** begin Input rows **

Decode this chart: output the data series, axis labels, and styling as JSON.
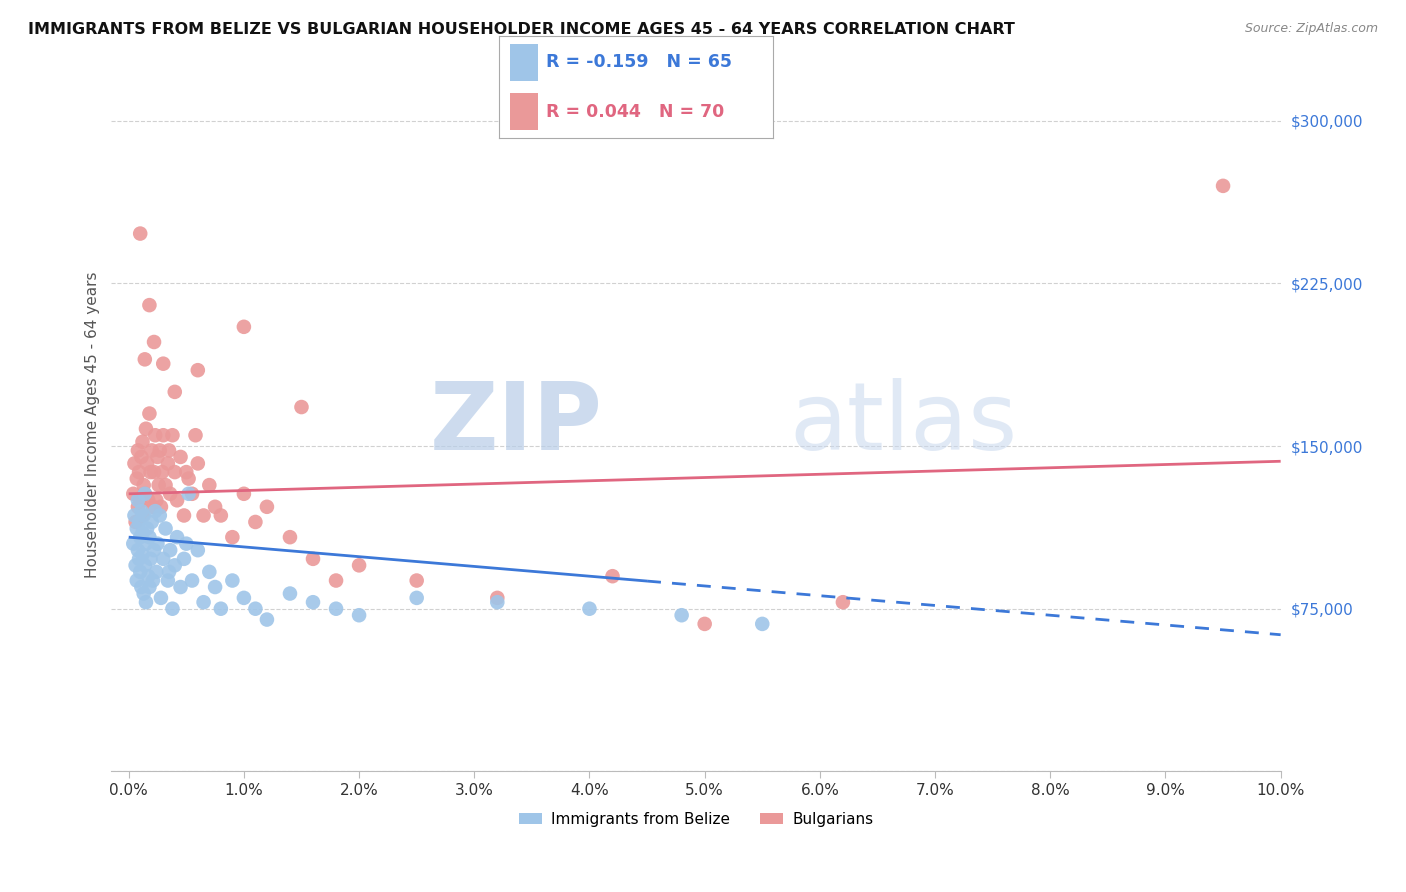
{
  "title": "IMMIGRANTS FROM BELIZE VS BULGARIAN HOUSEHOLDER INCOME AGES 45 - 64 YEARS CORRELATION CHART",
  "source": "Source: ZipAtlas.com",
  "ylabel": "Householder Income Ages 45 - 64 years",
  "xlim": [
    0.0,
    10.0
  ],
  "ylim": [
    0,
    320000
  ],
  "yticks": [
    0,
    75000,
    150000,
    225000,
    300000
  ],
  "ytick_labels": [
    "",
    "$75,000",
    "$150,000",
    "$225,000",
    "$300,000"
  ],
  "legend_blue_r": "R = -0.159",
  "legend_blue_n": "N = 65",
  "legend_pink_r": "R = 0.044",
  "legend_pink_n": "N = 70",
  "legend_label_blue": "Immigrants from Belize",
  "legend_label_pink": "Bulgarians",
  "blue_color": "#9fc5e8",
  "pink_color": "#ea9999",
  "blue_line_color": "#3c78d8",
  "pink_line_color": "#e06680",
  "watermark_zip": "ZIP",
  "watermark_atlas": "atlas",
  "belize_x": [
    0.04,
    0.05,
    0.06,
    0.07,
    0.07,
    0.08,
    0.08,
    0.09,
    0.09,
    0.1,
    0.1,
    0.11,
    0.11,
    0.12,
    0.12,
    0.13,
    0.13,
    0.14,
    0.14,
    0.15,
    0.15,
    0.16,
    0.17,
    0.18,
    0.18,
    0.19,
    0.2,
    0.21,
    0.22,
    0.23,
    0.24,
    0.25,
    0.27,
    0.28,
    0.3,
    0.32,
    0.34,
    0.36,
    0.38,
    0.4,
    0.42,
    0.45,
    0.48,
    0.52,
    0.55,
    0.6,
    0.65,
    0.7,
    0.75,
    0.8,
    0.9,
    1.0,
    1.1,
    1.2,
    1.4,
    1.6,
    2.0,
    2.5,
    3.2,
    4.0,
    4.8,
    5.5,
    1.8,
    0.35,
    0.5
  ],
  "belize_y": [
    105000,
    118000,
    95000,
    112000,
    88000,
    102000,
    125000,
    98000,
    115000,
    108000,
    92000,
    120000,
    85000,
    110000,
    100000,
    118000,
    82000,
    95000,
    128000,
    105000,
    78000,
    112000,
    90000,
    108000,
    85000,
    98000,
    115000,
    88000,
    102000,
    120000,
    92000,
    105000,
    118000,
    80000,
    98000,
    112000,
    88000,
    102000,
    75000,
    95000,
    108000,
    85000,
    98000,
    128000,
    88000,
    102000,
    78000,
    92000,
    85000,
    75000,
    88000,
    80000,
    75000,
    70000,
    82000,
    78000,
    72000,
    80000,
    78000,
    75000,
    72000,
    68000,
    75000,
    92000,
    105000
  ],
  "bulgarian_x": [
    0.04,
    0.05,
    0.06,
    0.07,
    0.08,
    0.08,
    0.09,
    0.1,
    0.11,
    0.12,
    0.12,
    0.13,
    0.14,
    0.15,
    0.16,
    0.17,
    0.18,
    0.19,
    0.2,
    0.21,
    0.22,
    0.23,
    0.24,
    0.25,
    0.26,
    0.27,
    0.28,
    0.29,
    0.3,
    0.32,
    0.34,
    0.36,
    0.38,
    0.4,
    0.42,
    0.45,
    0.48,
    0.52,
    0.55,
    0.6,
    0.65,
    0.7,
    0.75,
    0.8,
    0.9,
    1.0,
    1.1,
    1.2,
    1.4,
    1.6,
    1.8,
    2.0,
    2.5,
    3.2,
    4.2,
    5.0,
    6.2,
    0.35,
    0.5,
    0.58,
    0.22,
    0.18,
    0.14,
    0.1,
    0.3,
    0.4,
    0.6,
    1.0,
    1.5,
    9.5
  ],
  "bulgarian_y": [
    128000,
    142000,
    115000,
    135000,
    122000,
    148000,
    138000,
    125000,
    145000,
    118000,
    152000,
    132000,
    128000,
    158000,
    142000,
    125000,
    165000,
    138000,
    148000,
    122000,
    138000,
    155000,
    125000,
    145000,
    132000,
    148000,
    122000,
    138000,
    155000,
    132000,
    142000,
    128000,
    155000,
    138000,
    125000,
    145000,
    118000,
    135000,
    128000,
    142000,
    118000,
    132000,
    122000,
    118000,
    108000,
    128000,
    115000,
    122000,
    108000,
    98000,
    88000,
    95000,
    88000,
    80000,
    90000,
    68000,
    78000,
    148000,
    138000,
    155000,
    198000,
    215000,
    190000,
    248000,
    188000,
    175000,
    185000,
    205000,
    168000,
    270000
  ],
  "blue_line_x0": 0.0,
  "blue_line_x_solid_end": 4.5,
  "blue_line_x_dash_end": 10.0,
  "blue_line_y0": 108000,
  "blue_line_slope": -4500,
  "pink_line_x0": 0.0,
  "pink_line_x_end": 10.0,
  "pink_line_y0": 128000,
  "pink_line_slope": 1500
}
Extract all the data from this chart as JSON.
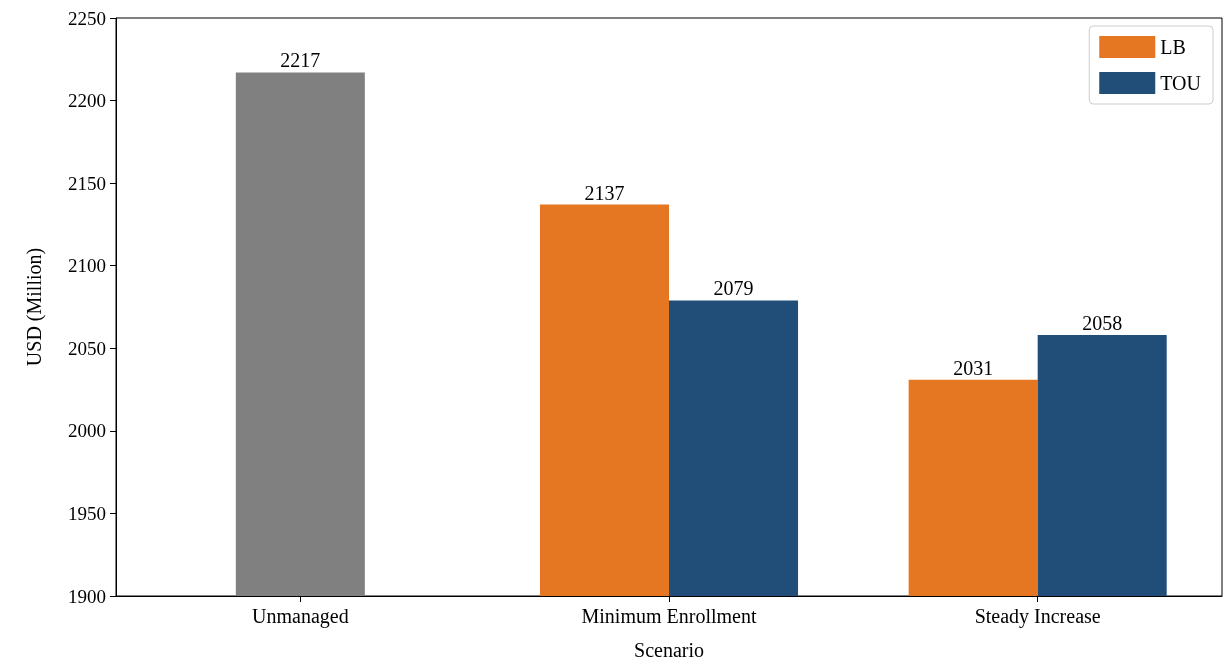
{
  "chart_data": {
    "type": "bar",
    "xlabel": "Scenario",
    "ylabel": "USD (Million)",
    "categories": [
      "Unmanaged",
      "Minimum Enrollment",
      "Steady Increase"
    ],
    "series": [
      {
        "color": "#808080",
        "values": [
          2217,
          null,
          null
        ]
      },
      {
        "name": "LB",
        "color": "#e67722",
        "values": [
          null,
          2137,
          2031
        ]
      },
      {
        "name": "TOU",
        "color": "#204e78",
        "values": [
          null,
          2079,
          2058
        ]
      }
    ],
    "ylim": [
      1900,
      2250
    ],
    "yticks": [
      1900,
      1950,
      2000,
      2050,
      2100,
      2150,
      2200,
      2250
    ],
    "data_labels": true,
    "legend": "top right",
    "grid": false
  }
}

** end Input rows **

*Exercise aim*:
Looking at the records above, extract only the lines from the one with "Extract all the data from this chart as JSON." through the last line, exactly, with the pictures left out.

*Solution for this exercise*:
Extract all the data from this chart as JSON.
{
  "chart_data": {
    "type": "bar",
    "xlabel": "Scenario",
    "ylabel": "USD (Million)",
    "categories": [
      "Unmanaged",
      "Minimum Enrollment",
      "Steady Increase"
    ],
    "series": [
      {
        "color": "#808080",
        "values": [
          2217,
          null,
          null
        ]
      },
      {
        "name": "LB",
        "color": "#e67722",
        "values": [
          null,
          2137,
          2031
        ]
      },
      {
        "name": "TOU",
        "color": "#204e78",
        "values": [
          null,
          2079,
          2058
        ]
      }
    ],
    "ylim": [
      1900,
      2250
    ],
    "yticks": [
      1900,
      1950,
      2000,
      2050,
      2100,
      2150,
      2200,
      2250
    ],
    "data_labels": true,
    "legend": "top right",
    "grid": false
  }
}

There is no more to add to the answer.